-- START INPUT DATA --

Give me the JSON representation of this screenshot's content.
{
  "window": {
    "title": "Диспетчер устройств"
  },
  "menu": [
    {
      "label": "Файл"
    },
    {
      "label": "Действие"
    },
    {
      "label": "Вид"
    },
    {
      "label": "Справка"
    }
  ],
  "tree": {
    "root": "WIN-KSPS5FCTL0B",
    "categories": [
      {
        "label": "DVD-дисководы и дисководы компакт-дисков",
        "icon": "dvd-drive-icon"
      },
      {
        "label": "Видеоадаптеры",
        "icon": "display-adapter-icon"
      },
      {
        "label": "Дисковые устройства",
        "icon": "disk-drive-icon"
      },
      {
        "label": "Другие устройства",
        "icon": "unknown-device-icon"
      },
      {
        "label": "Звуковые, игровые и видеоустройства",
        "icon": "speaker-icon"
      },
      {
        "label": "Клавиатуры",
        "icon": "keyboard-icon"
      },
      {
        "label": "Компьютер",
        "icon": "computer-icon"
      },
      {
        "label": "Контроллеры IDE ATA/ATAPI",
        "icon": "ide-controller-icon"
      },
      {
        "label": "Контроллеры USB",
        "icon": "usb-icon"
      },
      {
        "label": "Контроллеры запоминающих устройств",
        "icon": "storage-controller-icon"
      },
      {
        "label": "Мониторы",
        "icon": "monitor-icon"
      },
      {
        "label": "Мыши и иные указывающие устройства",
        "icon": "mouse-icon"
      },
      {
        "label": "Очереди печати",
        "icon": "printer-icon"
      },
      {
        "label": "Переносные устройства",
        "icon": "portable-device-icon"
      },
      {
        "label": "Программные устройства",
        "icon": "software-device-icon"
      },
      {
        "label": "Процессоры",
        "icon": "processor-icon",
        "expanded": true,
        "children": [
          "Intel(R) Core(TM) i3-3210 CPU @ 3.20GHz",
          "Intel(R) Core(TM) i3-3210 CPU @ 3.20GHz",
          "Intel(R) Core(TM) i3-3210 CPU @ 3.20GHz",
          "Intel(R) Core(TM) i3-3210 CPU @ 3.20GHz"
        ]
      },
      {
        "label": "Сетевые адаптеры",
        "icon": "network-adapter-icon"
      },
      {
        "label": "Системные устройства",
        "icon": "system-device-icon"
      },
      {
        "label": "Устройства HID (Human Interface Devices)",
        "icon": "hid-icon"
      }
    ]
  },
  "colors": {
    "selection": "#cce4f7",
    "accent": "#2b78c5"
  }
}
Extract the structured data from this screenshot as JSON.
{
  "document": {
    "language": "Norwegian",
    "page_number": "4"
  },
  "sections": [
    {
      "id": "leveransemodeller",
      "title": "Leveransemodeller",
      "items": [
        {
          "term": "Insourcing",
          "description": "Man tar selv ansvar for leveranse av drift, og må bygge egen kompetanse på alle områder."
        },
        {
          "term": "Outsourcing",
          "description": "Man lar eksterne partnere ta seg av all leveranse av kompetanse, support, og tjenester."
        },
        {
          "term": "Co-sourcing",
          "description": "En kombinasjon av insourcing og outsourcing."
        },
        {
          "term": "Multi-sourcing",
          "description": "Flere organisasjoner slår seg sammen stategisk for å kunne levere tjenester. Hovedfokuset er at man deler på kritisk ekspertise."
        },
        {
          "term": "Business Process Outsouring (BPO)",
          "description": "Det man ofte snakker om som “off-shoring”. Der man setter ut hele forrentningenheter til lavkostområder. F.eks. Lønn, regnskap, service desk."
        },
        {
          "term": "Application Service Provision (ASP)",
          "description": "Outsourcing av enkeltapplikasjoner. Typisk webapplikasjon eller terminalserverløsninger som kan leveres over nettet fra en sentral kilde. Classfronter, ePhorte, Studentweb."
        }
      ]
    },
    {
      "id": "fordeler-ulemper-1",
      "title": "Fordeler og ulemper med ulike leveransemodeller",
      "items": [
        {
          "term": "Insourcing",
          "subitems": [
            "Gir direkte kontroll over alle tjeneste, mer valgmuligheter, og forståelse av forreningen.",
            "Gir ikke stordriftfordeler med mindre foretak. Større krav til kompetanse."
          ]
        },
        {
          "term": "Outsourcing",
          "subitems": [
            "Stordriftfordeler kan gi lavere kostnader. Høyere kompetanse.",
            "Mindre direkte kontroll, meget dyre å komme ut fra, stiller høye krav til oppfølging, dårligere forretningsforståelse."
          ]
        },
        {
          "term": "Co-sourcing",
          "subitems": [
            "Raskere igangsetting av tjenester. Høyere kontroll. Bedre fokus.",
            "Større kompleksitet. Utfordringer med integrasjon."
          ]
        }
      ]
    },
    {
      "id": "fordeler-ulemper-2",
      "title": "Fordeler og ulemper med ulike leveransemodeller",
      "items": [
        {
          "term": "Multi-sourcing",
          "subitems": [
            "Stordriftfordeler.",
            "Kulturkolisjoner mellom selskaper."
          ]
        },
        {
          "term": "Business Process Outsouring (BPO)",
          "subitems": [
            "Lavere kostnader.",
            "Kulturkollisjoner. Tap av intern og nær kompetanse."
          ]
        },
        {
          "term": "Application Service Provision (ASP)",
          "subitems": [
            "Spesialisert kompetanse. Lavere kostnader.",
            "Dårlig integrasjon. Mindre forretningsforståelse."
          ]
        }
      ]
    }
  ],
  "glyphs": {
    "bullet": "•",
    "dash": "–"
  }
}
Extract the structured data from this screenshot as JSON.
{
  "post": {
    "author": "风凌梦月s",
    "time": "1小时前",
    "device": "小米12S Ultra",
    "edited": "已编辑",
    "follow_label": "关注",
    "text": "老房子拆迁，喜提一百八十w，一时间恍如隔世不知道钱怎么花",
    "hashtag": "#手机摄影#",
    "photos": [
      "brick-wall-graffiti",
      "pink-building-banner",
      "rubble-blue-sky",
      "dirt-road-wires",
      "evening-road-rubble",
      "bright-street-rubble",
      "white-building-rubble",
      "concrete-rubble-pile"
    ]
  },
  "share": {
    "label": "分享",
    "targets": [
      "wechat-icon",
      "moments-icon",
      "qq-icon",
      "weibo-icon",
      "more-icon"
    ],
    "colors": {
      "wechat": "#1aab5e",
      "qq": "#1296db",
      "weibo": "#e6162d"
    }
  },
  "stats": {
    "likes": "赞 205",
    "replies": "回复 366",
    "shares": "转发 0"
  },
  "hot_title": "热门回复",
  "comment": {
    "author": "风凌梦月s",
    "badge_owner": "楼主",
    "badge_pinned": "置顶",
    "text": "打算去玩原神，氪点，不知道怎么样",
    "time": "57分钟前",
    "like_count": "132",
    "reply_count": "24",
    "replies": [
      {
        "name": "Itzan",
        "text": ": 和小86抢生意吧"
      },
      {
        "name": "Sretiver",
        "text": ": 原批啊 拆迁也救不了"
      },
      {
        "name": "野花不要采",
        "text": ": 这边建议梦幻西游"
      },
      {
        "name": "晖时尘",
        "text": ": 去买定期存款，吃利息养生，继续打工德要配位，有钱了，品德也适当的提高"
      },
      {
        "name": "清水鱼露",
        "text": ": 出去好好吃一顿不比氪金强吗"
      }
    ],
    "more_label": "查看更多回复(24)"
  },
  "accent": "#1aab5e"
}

-- END INPUT DATA --

SET EXERCISE –
Repeat the data in its entirety, character for character.

TASK ANSWER –
Give me the JSON representation of this screenshot's content.
{
  "window": {
    "title": "Диспетчер устройств"
  },
  "menu": [
    {
      "label": "Файл"
    },
    {
      "label": "Действие"
    },
    {
      "label": "Вид"
    },
    {
      "label": "Справка"
    }
  ],
  "tree": {
    "root": "WIN-KSPS5FCTL0B",
    "categories": [
      {
        "label": "DVD-дисководы и дисководы компакт-дисков",
        "icon": "dvd-drive-icon"
      },
      {
        "label": "Видеоадаптеры",
        "icon": "display-adapter-icon"
      },
      {
        "label": "Дисковые устройства",
        "icon": "disk-drive-icon"
      },
      {
        "label": "Другие устройства",
        "icon": "unknown-device-icon"
      },
      {
        "label": "Звуковые, игровые и видеоустройства",
        "icon": "speaker-icon"
      },
      {
        "label": "Клавиатуры",
        "icon": "keyboard-icon"
      },
      {
        "label": "Компьютер",
        "icon": "computer-icon"
      },
      {
        "label": "Контроллеры IDE ATA/ATAPI",
        "icon": "ide-controller-icon"
      },
      {
        "label": "Контроллеры USB",
        "icon": "usb-icon"
      },
      {
        "label": "Контроллеры запоминающих устройств",
        "icon": "storage-controller-icon"
      },
      {
        "label": "Мониторы",
        "icon": "monitor-icon"
      },
      {
        "label": "Мыши и иные указывающие устройства",
        "icon": "mouse-icon"
      },
      {
        "label": "Очереди печати",
        "icon": "printer-icon"
      },
      {
        "label": "Переносные устройства",
        "icon": "portable-device-icon"
      },
      {
        "label": "Программные устройства",
        "icon": "software-device-icon"
      },
      {
        "label": "Процессоры",
        "icon": "processor-icon",
        "expanded": true,
        "children": [
          "Intel(R) Core(TM) i3-3210 CPU @ 3.20GHz",
          "Intel(R) Core(TM) i3-3210 CPU @ 3.20GHz",
          "Intel(R) Core(TM) i3-3210 CPU @ 3.20GHz",
          "Intel(R) Core(TM) i3-3210 CPU @ 3.20GHz"
        ]
      },
      {
        "label": "Сетевые адаптеры",
        "icon": "network-adapter-icon"
      },
      {
        "label": "Системные устройства",
        "icon": "system-device-icon"
      },
      {
        "label": "Устройства HID (Human Interface Devices)",
        "icon": "hid-icon"
      }
    ]
  },
  "colors": {
    "selection": "#cce4f7",
    "accent": "#2b78c5"
  }
}
Extract the structured data from this screenshot as JSON.
{
  "document": {
    "language": "Norwegian",
    "page_number": "4"
  },
  "sections": [
    {
      "id": "leveransemodeller",
      "title": "Leveransemodeller",
      "items": [
        {
          "term": "Insourcing",
          "description": "Man tar selv ansvar for leveranse av drift, og må bygge egen kompetanse på alle områder."
        },
        {
          "term": "Outsourcing",
          "description": "Man lar eksterne partnere ta seg av all leveranse av kompetanse, support, og tjenester."
        },
        {
          "term": "Co-sourcing",
          "description": "En kombinasjon av insourcing og outsourcing."
        },
        {
          "term": "Multi-sourcing",
          "description": "Flere organisasjoner slår seg sammen stategisk for å kunne levere tjenester. Hovedfokuset er at man deler på kritisk ekspertise."
        },
        {
          "term": "Business Process Outsouring (BPO)",
          "description": "Det man ofte snakker om som “off-shoring”. Der man setter ut hele forrentningenheter til lavkostområder. F.eks. Lønn, regnskap, service desk."
        },
        {
          "term": "Application Service Provision (ASP)",
          "description": "Outsourcing av enkeltapplikasjoner. Typisk webapplikasjon eller terminalserverløsninger som kan leveres over nettet fra en sentral kilde. Classfronter, ePhorte, Studentweb."
        }
      ]
    },
    {
      "id": "fordeler-ulemper-1",
      "title": "Fordeler og ulemper med ulike leveransemodeller",
      "items": [
        {
          "term": "Insourcing",
          "subitems": [
            "Gir direkte kontroll over alle tjeneste, mer valgmuligheter, og forståelse av forreningen.",
            "Gir ikke stordriftfordeler med mindre foretak. Større krav til kompetanse."
          ]
        },
        {
          "term": "Outsourcing",
          "subitems": [
            "Stordriftfordeler kan gi lavere kostnader. Høyere kompetanse.",
            "Mindre direkte kontroll, meget dyre å komme ut fra, stiller høye krav til oppfølging, dårligere forretningsforståelse."
          ]
        },
        {
          "term": "Co-sourcing",
          "subitems": [
            "Raskere igangsetting av tjenester. Høyere kontroll. Bedre fokus.",
            "Større kompleksitet. Utfordringer med integrasjon."
          ]
        }
      ]
    },
    {
      "id": "fordeler-ulemper-2",
      "title": "Fordeler og ulemper med ulike leveransemodeller",
      "items": [
        {
          "term": "Multi-sourcing",
          "subitems": [
            "Stordriftfordeler.",
            "Kulturkolisjoner mellom selskaper."
          ]
        },
        {
          "term": "Business Process Outsouring (BPO)",
          "subitems": [
            "Lavere kostnader.",
            "Kulturkollisjoner. Tap av intern og nær kompetanse."
          ]
        },
        {
          "term": "Application Service Provision (ASP)",
          "subitems": [
            "Spesialisert kompetanse. Lavere kostnader.",
            "Dårlig integrasjon. Mindre forretningsforståelse."
          ]
        }
      ]
    }
  ],
  "glyphs": {
    "bullet": "•",
    "dash": "–"
  }
}
Extract the structured data from this screenshot as JSON.
{
  "post": {
    "author": "风凌梦月s",
    "time": "1小时前",
    "device": "小米12S Ultra",
    "edited": "已编辑",
    "follow_label": "关注",
    "text": "老房子拆迁，喜提一百八十w，一时间恍如隔世不知道钱怎么花",
    "hashtag": "#手机摄影#",
    "photos": [
      "brick-wall-graffiti",
      "pink-building-banner",
      "rubble-blue-sky",
      "dirt-road-wires",
      "evening-road-rubble",
      "bright-street-rubble",
      "white-building-rubble",
      "concrete-rubble-pile"
    ]
  },
  "share": {
    "label": "分享",
    "targets": [
      "wechat-icon",
      "moments-icon",
      "qq-icon",
      "weibo-icon",
      "more-icon"
    ],
    "colors": {
      "wechat": "#1aab5e",
      "qq": "#1296db",
      "weibo": "#e6162d"
    }
  },
  "stats": {
    "likes": "赞 205",
    "replies": "回复 366",
    "shares": "转发 0"
  },
  "hot_title": "热门回复",
  "comment": {
    "author": "风凌梦月s",
    "badge_owner": "楼主",
    "badge_pinned": "置顶",
    "text": "打算去玩原神，氪点，不知道怎么样",
    "time": "57分钟前",
    "like_count": "132",
    "reply_count": "24",
    "replies": [
      {
        "name": "Itzan",
        "text": ": 和小86抢生意吧"
      },
      {
        "name": "Sretiver",
        "text": ": 原批啊 拆迁也救不了"
      },
      {
        "name": "野花不要采",
        "text": ": 这边建议梦幻西游"
      },
      {
        "name": "晖时尘",
        "text": ": 去买定期存款，吃利息养生，继续打工德要配位，有钱了，品德也适当的提高"
      },
      {
        "name": "清水鱼露",
        "text": ": 出去好好吃一顿不比氪金强吗"
      }
    ],
    "more_label": "查看更多回复(24)"
  },
  "accent": "#1aab5e"
}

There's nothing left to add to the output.